> **Exercise inputs**

::::

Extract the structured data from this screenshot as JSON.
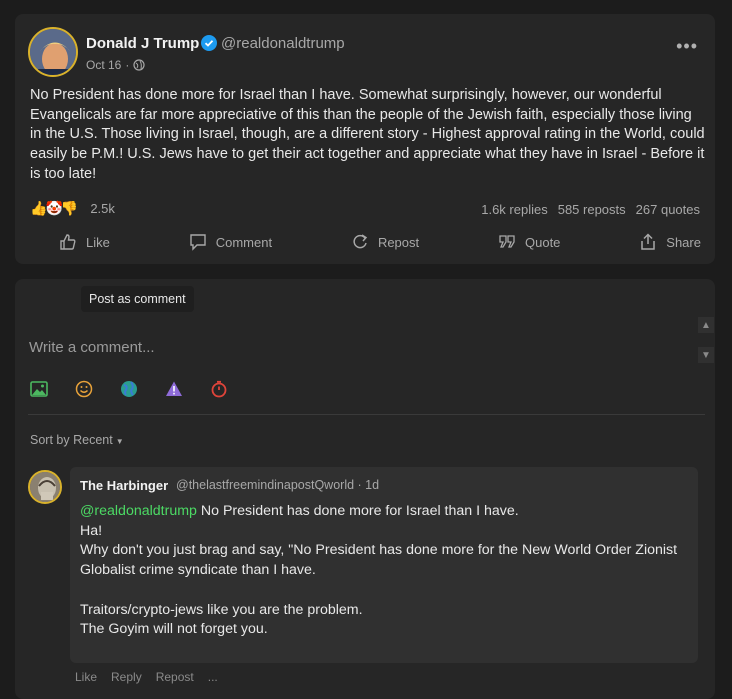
{
  "post": {
    "author_name": "Donald J Trump",
    "handle": "@realdonaldtrump",
    "date": "Oct 16",
    "meta_sep": "·",
    "text": "No President has done more for Israel than I have. Somewhat surprisingly, however, our wonderful Evangelicals are far more appreciative of this than the people of the Jewish faith, especially those living in the U.S. Those living in Israel, though, are a different story - Highest approval rating in the World, could easily be P.M.! U.S. Jews have to get their act together and appreciate what they have in Israel - Before it is too late!",
    "reactions": [
      "👍",
      "🤡",
      "👎"
    ],
    "reaction_count": "2.5k",
    "replies": "1.6k replies",
    "reposts": "585 reposts",
    "quotes": "267 quotes",
    "more_label": "•••"
  },
  "actions": {
    "like": "Like",
    "comment": "Comment",
    "repost": "Repost",
    "quote": "Quote",
    "share": "Share"
  },
  "composer": {
    "post_as": "Post as comment",
    "placeholder": "Write a comment...",
    "scroll_up": "▲",
    "scroll_down": "▼",
    "sort_label": "Sort by",
    "sort_value": "Recent",
    "tool_icons": [
      "image-icon",
      "emoji-icon",
      "globe-icon",
      "warning-icon",
      "timer-icon"
    ]
  },
  "comment": {
    "author_name": "The Harbinger",
    "handle_meta": "@thelastfreemindinapostQworld · 1d",
    "mention": "@realdonaldtrump",
    "text_first": " No President has done more for Israel than I have.",
    "text_rest": "Ha!\nWhy don't you just brag and say, \"No President has done more for the New World Order Zionist Globalist crime syndicate than I have.\n\nTraitors/crypto-jews like you are the problem.\nThe Goyim will not forget you.",
    "actions": [
      "Like",
      "Reply",
      "Repost",
      "..."
    ]
  },
  "colors": {
    "accent_green": "#4cd964",
    "verified_blue": "#1d9bf0",
    "avatar_ring": "#d9b22b"
  }
}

::::

Check each line of the data above for the string "done" and report only how many lines have it.

3